## Dataset records
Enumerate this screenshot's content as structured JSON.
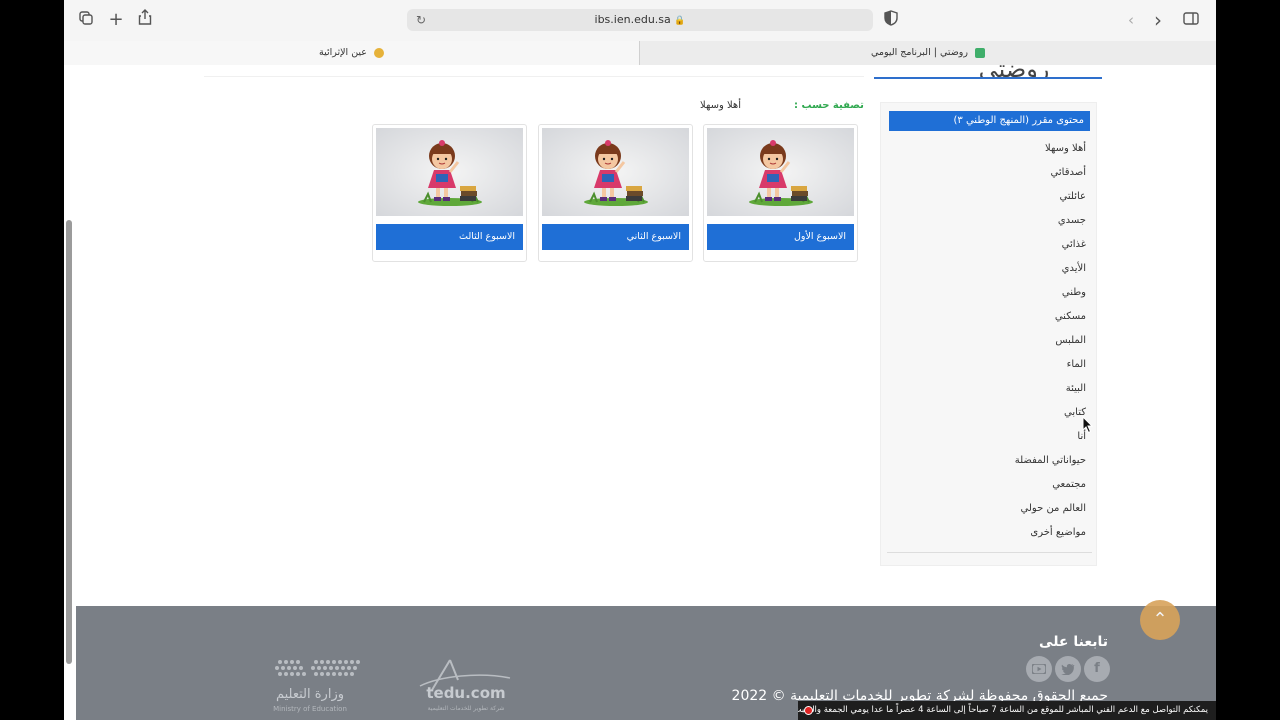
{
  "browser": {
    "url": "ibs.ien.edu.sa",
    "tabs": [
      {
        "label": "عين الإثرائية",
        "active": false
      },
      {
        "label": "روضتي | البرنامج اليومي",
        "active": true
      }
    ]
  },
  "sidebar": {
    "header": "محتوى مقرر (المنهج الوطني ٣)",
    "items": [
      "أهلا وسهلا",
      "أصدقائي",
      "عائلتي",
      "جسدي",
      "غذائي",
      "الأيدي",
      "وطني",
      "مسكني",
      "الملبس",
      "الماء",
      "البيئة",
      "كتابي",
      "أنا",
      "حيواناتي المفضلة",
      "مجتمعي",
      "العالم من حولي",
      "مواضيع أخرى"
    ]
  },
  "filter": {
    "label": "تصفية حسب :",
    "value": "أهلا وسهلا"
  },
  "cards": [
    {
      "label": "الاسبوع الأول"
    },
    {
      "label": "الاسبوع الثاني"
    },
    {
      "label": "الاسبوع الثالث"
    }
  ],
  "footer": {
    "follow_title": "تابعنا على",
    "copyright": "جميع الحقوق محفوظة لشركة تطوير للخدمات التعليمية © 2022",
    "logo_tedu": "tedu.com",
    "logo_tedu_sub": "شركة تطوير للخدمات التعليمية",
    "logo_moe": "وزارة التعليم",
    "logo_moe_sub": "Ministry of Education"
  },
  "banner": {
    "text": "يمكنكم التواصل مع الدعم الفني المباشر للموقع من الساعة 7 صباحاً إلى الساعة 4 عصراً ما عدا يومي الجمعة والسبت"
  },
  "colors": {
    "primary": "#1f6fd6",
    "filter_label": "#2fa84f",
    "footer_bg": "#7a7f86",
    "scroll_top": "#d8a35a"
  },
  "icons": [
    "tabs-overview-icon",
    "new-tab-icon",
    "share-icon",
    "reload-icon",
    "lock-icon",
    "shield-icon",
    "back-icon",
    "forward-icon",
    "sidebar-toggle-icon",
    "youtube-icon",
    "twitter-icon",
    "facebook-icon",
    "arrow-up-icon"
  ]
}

## Given exercise
Set every line down exactly as written, leaving each picture out.

## Expected output
Enumerate this screenshot's content as structured JSON.
{
  "browser": {
    "url": "ibs.ien.edu.sa",
    "tabs": [
      {
        "label": "عين الإثرائية",
        "active": false
      },
      {
        "label": "روضتي | البرنامج اليومي",
        "active": true
      }
    ]
  },
  "sidebar": {
    "header": "محتوى مقرر (المنهج الوطني ٣)",
    "items": [
      "أهلا وسهلا",
      "أصدقائي",
      "عائلتي",
      "جسدي",
      "غذائي",
      "الأيدي",
      "وطني",
      "مسكني",
      "الملبس",
      "الماء",
      "البيئة",
      "كتابي",
      "أنا",
      "حيواناتي المفضلة",
      "مجتمعي",
      "العالم من حولي",
      "مواضيع أخرى"
    ]
  },
  "filter": {
    "label": "تصفية حسب :",
    "value": "أهلا وسهلا"
  },
  "cards": [
    {
      "label": "الاسبوع الأول"
    },
    {
      "label": "الاسبوع الثاني"
    },
    {
      "label": "الاسبوع الثالث"
    }
  ],
  "footer": {
    "follow_title": "تابعنا على",
    "copyright": "جميع الحقوق محفوظة لشركة تطوير للخدمات التعليمية © 2022",
    "logo_tedu": "tedu.com",
    "logo_tedu_sub": "شركة تطوير للخدمات التعليمية",
    "logo_moe": "وزارة التعليم",
    "logo_moe_sub": "Ministry of Education"
  },
  "banner": {
    "text": "يمكنكم التواصل مع الدعم الفني المباشر للموقع من الساعة 7 صباحاً إلى الساعة 4 عصراً ما عدا يومي الجمعة والسبت"
  },
  "colors": {
    "primary": "#1f6fd6",
    "filter_label": "#2fa84f",
    "footer_bg": "#7a7f86",
    "scroll_top": "#d8a35a"
  },
  "icons": [
    "tabs-overview-icon",
    "new-tab-icon",
    "share-icon",
    "reload-icon",
    "lock-icon",
    "shield-icon",
    "back-icon",
    "forward-icon",
    "sidebar-toggle-icon",
    "youtube-icon",
    "twitter-icon",
    "facebook-icon",
    "arrow-up-icon"
  ]
}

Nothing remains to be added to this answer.